- _Stated exercise_:
Gather the lines below that include the string "Pressure", copying each in full.

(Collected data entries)
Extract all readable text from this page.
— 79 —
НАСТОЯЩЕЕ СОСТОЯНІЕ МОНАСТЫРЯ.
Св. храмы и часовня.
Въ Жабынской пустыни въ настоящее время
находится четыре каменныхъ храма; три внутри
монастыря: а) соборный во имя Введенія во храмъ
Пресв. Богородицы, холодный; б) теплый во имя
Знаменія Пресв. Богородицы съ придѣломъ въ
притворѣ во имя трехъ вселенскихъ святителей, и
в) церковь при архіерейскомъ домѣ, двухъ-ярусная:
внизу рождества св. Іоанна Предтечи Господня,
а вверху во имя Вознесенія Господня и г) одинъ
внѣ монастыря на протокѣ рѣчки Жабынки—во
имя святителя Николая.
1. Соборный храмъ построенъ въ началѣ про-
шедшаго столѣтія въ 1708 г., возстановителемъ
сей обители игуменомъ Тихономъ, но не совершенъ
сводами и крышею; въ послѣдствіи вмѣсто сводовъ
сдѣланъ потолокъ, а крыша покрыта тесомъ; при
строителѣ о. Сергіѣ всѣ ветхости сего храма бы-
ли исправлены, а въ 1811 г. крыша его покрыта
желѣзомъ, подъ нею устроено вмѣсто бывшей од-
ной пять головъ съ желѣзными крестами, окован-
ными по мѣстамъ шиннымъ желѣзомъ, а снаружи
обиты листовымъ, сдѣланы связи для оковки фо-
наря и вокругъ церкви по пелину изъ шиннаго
--
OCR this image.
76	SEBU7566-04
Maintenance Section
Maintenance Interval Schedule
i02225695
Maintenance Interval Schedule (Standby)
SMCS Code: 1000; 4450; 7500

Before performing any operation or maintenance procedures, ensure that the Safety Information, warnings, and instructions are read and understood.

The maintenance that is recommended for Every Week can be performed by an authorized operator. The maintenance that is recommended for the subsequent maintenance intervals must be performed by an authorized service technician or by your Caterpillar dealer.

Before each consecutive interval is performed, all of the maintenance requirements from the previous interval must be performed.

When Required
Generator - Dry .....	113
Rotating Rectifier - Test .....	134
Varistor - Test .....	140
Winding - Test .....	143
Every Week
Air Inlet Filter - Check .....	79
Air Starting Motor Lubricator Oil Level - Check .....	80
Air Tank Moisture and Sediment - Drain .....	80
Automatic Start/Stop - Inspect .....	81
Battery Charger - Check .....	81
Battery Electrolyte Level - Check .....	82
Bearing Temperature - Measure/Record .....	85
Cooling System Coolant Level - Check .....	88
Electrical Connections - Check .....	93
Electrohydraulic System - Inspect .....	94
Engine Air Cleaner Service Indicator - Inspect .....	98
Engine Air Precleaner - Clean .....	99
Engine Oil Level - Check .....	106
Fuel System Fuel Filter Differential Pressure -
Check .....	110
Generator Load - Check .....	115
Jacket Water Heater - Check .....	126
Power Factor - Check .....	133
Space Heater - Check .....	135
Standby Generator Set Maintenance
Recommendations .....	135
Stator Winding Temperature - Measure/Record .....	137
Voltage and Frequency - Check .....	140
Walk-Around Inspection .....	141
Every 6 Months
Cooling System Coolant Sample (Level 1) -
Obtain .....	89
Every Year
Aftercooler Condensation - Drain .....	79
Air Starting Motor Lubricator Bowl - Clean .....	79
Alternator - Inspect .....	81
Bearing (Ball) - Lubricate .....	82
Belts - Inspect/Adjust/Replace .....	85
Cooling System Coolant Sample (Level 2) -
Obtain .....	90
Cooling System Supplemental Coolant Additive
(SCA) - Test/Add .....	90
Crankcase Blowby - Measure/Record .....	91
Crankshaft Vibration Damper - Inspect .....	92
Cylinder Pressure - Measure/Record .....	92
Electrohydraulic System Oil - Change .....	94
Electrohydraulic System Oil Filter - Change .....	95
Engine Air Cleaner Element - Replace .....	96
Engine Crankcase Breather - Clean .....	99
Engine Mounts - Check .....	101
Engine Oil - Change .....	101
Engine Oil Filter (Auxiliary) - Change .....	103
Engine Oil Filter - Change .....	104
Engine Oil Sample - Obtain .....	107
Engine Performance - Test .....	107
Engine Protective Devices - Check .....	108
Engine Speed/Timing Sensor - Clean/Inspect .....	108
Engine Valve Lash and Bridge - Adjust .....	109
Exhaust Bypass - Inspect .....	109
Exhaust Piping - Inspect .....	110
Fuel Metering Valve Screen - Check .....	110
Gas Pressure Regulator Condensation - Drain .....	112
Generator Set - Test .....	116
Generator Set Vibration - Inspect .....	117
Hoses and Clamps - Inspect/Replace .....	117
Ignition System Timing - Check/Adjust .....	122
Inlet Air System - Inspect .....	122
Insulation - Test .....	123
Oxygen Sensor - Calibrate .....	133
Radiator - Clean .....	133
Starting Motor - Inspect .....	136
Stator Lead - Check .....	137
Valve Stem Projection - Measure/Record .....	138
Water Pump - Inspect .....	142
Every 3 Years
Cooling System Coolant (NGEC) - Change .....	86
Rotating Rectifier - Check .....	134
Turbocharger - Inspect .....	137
--
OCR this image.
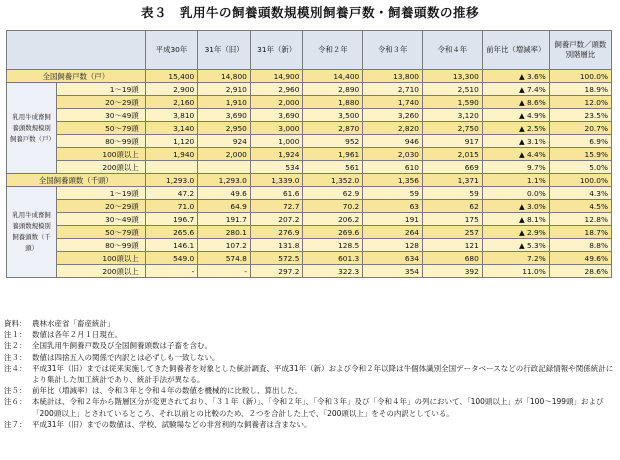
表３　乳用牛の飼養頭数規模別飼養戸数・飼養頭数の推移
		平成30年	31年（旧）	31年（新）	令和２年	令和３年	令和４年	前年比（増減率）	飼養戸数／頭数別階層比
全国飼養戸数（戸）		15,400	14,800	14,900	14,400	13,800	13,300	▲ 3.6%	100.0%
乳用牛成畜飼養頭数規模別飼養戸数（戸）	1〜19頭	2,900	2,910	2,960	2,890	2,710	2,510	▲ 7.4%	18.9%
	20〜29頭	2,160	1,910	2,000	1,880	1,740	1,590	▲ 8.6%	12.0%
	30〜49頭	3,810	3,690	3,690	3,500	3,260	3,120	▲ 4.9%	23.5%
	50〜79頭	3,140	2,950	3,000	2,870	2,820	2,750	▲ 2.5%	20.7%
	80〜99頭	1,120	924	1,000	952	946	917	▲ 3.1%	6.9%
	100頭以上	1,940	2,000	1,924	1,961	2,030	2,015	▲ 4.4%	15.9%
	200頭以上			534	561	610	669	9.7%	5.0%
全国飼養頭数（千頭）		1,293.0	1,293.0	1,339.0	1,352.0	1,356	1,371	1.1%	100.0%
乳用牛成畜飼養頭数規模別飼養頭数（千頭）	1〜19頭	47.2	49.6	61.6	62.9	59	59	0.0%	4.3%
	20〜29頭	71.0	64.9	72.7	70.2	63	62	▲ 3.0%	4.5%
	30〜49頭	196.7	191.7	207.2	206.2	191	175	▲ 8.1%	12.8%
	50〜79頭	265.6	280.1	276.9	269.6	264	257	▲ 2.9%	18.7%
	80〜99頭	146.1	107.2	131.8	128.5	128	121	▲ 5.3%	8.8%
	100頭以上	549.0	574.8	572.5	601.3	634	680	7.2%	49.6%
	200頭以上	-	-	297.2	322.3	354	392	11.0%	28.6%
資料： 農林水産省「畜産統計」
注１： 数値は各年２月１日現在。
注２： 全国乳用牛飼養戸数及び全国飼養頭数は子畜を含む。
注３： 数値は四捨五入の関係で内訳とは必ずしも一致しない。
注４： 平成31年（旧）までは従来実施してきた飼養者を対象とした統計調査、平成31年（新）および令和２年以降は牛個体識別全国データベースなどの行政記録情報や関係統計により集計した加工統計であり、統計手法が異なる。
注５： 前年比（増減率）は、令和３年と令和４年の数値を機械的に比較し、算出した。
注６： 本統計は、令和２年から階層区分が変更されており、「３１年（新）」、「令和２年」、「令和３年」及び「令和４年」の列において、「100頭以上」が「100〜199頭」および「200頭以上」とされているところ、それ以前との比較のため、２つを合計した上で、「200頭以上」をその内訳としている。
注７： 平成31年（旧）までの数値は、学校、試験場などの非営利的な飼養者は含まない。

- _Response to this task_:
Fuel System Fuel Filter Differential Pressure -
Cylinder Pressure - Measure/Record .....	92
Gas Pressure Regulator Condensation - Drain .....	112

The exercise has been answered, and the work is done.